> _Required work_
Duplicate the entries below line for line, leaving out the pictures.

> _Entries_
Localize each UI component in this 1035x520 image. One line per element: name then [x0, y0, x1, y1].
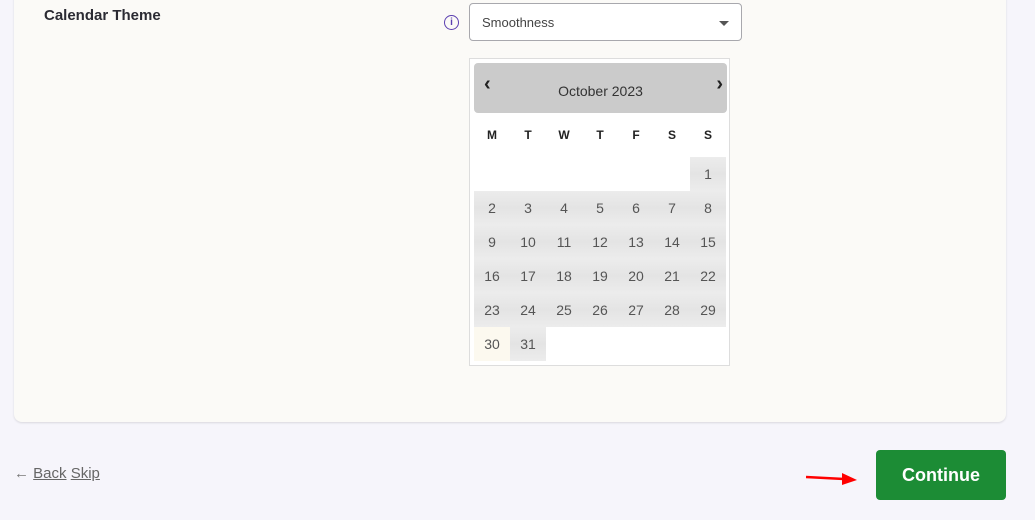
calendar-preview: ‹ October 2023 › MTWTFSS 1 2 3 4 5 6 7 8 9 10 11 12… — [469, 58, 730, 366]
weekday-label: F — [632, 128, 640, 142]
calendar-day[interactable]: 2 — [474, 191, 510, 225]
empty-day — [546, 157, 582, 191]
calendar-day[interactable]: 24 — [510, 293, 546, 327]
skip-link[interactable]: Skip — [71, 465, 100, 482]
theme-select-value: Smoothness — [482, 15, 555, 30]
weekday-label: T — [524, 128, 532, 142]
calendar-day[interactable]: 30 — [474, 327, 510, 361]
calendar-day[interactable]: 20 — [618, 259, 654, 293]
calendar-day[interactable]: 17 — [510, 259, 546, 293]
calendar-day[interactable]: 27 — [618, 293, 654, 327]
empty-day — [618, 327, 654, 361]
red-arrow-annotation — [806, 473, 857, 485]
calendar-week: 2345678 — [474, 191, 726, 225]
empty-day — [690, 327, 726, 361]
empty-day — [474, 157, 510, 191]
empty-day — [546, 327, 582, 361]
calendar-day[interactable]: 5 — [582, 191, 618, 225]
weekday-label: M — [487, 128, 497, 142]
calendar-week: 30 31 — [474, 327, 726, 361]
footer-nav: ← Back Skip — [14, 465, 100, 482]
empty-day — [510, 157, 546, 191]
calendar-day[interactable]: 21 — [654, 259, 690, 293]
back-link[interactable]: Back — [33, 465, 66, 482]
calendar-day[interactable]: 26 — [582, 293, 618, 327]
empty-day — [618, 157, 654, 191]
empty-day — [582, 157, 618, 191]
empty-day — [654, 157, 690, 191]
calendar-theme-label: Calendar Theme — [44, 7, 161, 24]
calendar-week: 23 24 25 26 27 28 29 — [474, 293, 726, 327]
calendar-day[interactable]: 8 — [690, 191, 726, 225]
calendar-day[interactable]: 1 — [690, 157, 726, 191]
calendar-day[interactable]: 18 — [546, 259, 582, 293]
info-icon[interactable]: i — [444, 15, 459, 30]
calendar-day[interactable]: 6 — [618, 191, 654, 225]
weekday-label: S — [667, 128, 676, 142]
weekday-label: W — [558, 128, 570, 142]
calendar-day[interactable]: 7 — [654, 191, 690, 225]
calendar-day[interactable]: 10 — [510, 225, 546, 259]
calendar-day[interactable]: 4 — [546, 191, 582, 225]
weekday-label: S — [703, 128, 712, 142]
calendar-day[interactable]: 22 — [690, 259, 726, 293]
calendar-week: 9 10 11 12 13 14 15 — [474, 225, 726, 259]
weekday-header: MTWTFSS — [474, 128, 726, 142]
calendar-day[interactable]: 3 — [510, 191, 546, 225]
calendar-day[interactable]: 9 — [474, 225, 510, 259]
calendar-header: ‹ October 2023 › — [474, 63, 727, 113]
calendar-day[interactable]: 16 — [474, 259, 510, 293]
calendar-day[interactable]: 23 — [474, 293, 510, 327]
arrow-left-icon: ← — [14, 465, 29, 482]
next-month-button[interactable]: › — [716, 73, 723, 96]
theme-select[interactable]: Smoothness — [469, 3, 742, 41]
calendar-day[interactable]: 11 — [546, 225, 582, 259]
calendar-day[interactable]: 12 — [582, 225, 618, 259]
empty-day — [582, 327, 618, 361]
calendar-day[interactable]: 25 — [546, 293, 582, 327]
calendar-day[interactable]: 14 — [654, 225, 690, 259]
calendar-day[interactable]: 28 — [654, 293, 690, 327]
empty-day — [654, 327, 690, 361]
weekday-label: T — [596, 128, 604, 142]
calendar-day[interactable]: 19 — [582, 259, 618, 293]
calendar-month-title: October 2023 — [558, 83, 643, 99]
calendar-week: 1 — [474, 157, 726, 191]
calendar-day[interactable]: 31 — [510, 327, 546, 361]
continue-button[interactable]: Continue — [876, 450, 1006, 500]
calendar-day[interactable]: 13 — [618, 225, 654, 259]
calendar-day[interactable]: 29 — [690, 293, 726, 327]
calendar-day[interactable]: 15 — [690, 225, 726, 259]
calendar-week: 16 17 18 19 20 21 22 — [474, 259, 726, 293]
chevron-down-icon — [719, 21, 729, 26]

> _Output of the exercise_
Localize each UI component in this 1035x520 image. One line per element: name then [x0, y0, x1, y1].
calendar-preview: ‹ October 2023 › MTWTFSS 1 2 3 4 5 6 7 8 9 10 11 12… — [469, 58, 730, 366]
weekday-label: F — [632, 128, 640, 142]
calendar-day[interactable]: 2 — [474, 191, 510, 225]
empty-day — [546, 157, 582, 191]
calendar-day[interactable]: 24 — [510, 293, 546, 327]
skip-link[interactable]: Skip — [71, 465, 100, 482]
theme-select-value: Smoothness — [482, 15, 555, 30]
weekday-label: T — [524, 128, 532, 142]
calendar-day[interactable]: 30 — [474, 327, 510, 361]
calendar-day[interactable]: 20 — [618, 259, 654, 293]
calendar-day[interactable]: 17 — [510, 259, 546, 293]
calendar-day[interactable]: 27 — [618, 293, 654, 327]
empty-day — [618, 327, 654, 361]
red-arrow-annotation — [806, 473, 857, 485]
calendar-week: 2345678 — [474, 191, 726, 225]
empty-day — [690, 327, 726, 361]
empty-day — [474, 157, 510, 191]
empty-day — [546, 327, 582, 361]
calendar-day[interactable]: 5 — [582, 191, 618, 225]
weekday-label: M — [487, 128, 497, 142]
calendar-week: 30 31 — [474, 327, 726, 361]
footer-nav: ← Back Skip — [14, 465, 100, 482]
empty-day — [510, 157, 546, 191]
calendar-day[interactable]: 21 — [654, 259, 690, 293]
back-link[interactable]: Back — [33, 465, 66, 482]
calendar-day[interactable]: 26 — [582, 293, 618, 327]
empty-day — [618, 157, 654, 191]
empty-day — [582, 157, 618, 191]
empty-day — [654, 157, 690, 191]
calendar-theme-label: Calendar Theme — [44, 7, 161, 24]
calendar-week: 23 24 25 26 27 28 29 — [474, 293, 726, 327]
calendar-day[interactable]: 8 — [690, 191, 726, 225]
calendar-day[interactable]: 1 — [690, 157, 726, 191]
calendar-day[interactable]: 18 — [546, 259, 582, 293]
info-icon[interactable]: i — [444, 15, 459, 30]
calendar-day[interactable]: 6 — [618, 191, 654, 225]
weekday-label: S — [667, 128, 676, 142]
weekday-label: W — [558, 128, 570, 142]
calendar-day[interactable]: 7 — [654, 191, 690, 225]
calendar-day[interactable]: 10 — [510, 225, 546, 259]
calendar-day[interactable]: 4 — [546, 191, 582, 225]
weekday-label: S — [703, 128, 712, 142]
calendar-day[interactable]: 22 — [690, 259, 726, 293]
calendar-week: 9 10 11 12 13 14 15 — [474, 225, 726, 259]
weekday-header: MTWTFSS — [474, 128, 726, 142]
calendar-day[interactable]: 3 — [510, 191, 546, 225]
calendar-day[interactable]: 9 — [474, 225, 510, 259]
calendar-header: ‹ October 2023 › — [474, 63, 727, 113]
calendar-day[interactable]: 16 — [474, 259, 510, 293]
calendar-day[interactable]: 23 — [474, 293, 510, 327]
arrow-left-icon: ← — [14, 465, 29, 482]
next-month-button[interactable]: › — [716, 73, 723, 96]
theme-select[interactable]: Smoothness — [469, 3, 742, 41]
calendar-day[interactable]: 11 — [546, 225, 582, 259]
calendar-day[interactable]: 12 — [582, 225, 618, 259]
empty-day — [582, 327, 618, 361]
calendar-day[interactable]: 25 — [546, 293, 582, 327]
calendar-day[interactable]: 14 — [654, 225, 690, 259]
calendar-day[interactable]: 28 — [654, 293, 690, 327]
empty-day — [654, 327, 690, 361]
weekday-label: T — [596, 128, 604, 142]
calendar-day[interactable]: 19 — [582, 259, 618, 293]
calendar-month-title: October 2023 — [558, 83, 643, 99]
calendar-week: 1 — [474, 157, 726, 191]
calendar-day[interactable]: 31 — [510, 327, 546, 361]
continue-button[interactable]: Continue — [876, 450, 1006, 500]
calendar-day[interactable]: 13 — [618, 225, 654, 259]
calendar-day[interactable]: 29 — [690, 293, 726, 327]
calendar-day[interactable]: 15 — [690, 225, 726, 259]
calendar-week: 16 17 18 19 20 21 22 — [474, 259, 726, 293]
chevron-down-icon — [719, 21, 729, 26]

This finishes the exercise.